▸ ITEMS
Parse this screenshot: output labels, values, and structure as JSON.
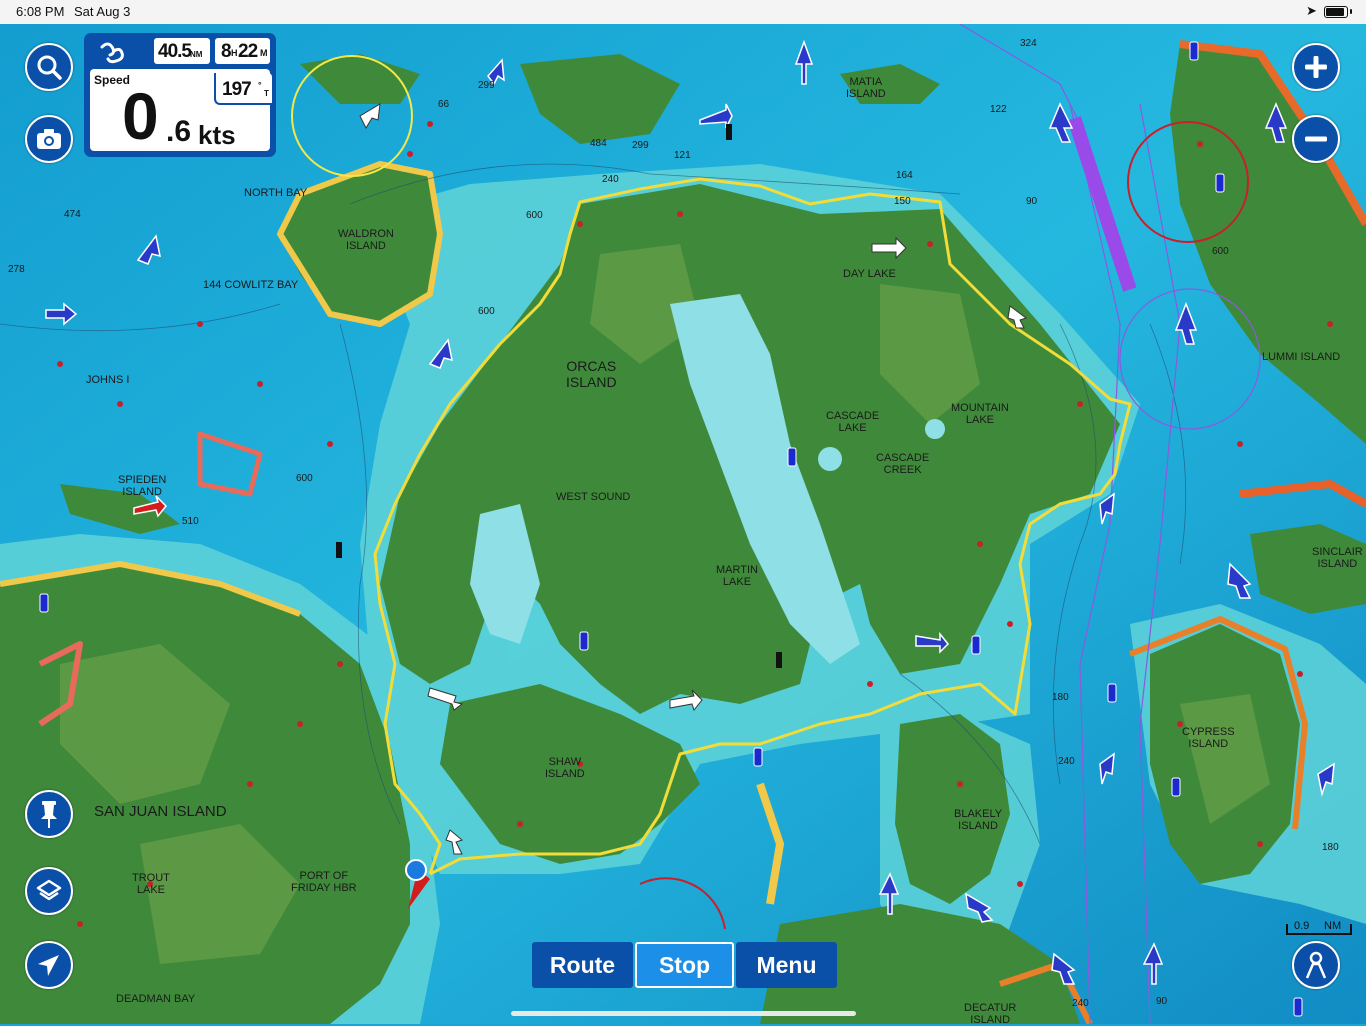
{
  "status_bar": {
    "time": "6:08 PM",
    "date": "Sat Aug 3"
  },
  "dashboard": {
    "distance": "40.5",
    "distance_unit": "NM",
    "time_hours": "8",
    "time_hours_unit": "H",
    "time_minutes": "22",
    "time_minutes_unit": "M",
    "speed_label": "Speed",
    "speed_int": "0",
    "speed_dec": ".6",
    "speed_unit": "kts",
    "heading": "197",
    "heading_unit": "°",
    "heading_ref": "T"
  },
  "bottom_bar": {
    "route": "Route",
    "stop": "Stop",
    "menu": "Menu"
  },
  "scale": {
    "value": "0.9",
    "unit": "NM"
  },
  "map_labels": {
    "orcas": "ORCAS\nISLAND",
    "san_juan": "SAN JUAN ISLAND",
    "north_bay": "NORTH BAY",
    "waldron": "WALDRON\nISLAND",
    "cowlitz": "144 COWLITZ BAY",
    "johns": "JOHNS I",
    "spieden": "SPIEDEN\nISLAND",
    "west_sound": "WEST SOUND",
    "martin_lake": "MARTIN\nLAKE",
    "cascade_lake": "CASCADE\nLAKE",
    "cascade_creek": "CASCADE\nCREEK",
    "mountain_lake": "MOUNTAIN\nLAKE",
    "day_lake": "DAY LAKE",
    "matia": "MATIA\nISLAND",
    "lummi": "LUMMI ISLAND",
    "sinclair": "SINCLAIR\nISLAND",
    "cypress": "CYPRESS\nISLAND",
    "blakely": "BLAKELY\nISLAND",
    "shaw": "SHAW\nISLAND",
    "port_of_friday": "PORT OF\nFRIDAY HBR",
    "trout_lake": "TROUT\nLAKE",
    "deadman_bay": "DEADMAN BAY",
    "decatur": "DECATUR\nISLAND"
  },
  "depths": [
    "324",
    "66",
    "299",
    "484",
    "299",
    "121",
    "240",
    "600",
    "474",
    "600",
    "600",
    "278",
    "164",
    "150",
    "122",
    "90",
    "600",
    "180",
    "240",
    "180",
    "240",
    "90",
    "510"
  ],
  "colors": {
    "button_blue": "#0a4fa8",
    "stop_active": "#1c8fe8",
    "track_yellow": "#f2dc3a"
  }
}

▸ EXERCISE
Count the lines of the material that include the word "CASCADE", then state only the total.

▸ PROBLEM SOLUTION
2